What you should do: Set down the material once more, exactly as it appears.

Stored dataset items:
- - - - - - -

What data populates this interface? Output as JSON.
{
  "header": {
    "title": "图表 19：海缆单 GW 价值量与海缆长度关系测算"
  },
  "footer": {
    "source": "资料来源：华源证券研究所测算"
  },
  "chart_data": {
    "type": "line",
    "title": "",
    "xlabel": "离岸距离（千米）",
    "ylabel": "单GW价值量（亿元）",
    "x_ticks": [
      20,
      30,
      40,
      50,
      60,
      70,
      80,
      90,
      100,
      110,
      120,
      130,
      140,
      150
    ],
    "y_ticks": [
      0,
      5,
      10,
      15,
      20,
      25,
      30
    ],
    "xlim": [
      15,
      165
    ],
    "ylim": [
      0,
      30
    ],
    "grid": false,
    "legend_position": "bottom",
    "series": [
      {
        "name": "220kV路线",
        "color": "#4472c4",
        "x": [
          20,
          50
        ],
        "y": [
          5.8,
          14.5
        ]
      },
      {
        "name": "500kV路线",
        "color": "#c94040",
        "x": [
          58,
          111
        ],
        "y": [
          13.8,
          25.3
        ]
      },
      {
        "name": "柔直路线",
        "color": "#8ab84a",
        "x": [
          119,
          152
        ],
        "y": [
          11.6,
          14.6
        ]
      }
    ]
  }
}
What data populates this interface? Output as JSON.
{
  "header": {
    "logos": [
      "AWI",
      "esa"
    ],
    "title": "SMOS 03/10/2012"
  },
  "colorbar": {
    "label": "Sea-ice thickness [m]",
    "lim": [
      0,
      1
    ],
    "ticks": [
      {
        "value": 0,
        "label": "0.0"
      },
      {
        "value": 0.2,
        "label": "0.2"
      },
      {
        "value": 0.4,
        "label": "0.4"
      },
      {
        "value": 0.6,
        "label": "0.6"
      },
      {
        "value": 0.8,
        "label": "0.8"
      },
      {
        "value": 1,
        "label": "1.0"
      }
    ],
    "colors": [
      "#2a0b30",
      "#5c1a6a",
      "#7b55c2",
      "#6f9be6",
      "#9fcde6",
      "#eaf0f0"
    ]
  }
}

- - - - - - -

Exercise solution:
What data populates this interface? Output as JSON.
{
  "header": {
    "title": "图表 19：海缆单 GW 价值量与海缆长度关系测算"
  },
  "footer": {
    "source": "资料来源：华源证券研究所测算"
  },
  "chart_data": {
    "type": "line",
    "title": "",
    "xlabel": "离岸距离（千米）",
    "ylabel": "单GW价值量（亿元）",
    "x_ticks": [
      20,
      30,
      40,
      50,
      60,
      70,
      80,
      90,
      100,
      110,
      120,
      130,
      140,
      150
    ],
    "y_ticks": [
      0,
      5,
      10,
      15,
      20,
      25,
      30
    ],
    "xlim": [
      15,
      165
    ],
    "ylim": [
      0,
      30
    ],
    "grid": false,
    "legend_position": "bottom",
    "series": [
      {
        "name": "220kV路线",
        "color": "#4472c4",
        "x": [
          20,
          50
        ],
        "y": [
          5.8,
          14.5
        ]
      },
      {
        "name": "500kV路线",
        "color": "#c94040",
        "x": [
          58,
          111
        ],
        "y": [
          13.8,
          25.3
        ]
      },
      {
        "name": "柔直路线",
        "color": "#8ab84a",
        "x": [
          119,
          152
        ],
        "y": [
          11.6,
          14.6
        ]
      }
    ]
  }
}
What data populates this interface? Output as JSON.
{
  "header": {
    "logos": [
      "AWI",
      "esa"
    ],
    "title": "SMOS 03/10/2012"
  },
  "colorbar": {
    "label": "Sea-ice thickness [m]",
    "lim": [
      0,
      1
    ],
    "ticks": [
      {
        "value": 0,
        "label": "0.0"
      },
      {
        "value": 0.2,
        "label": "0.2"
      },
      {
        "value": 0.4,
        "label": "0.4"
      },
      {
        "value": 0.6,
        "label": "0.6"
      },
      {
        "value": 0.8,
        "label": "0.8"
      },
      {
        "value": 1,
        "label": "1.0"
      }
    ],
    "colors": [
      "#2a0b30",
      "#5c1a6a",
      "#7b55c2",
      "#6f9be6",
      "#9fcde6",
      "#eaf0f0"
    ]
  }
}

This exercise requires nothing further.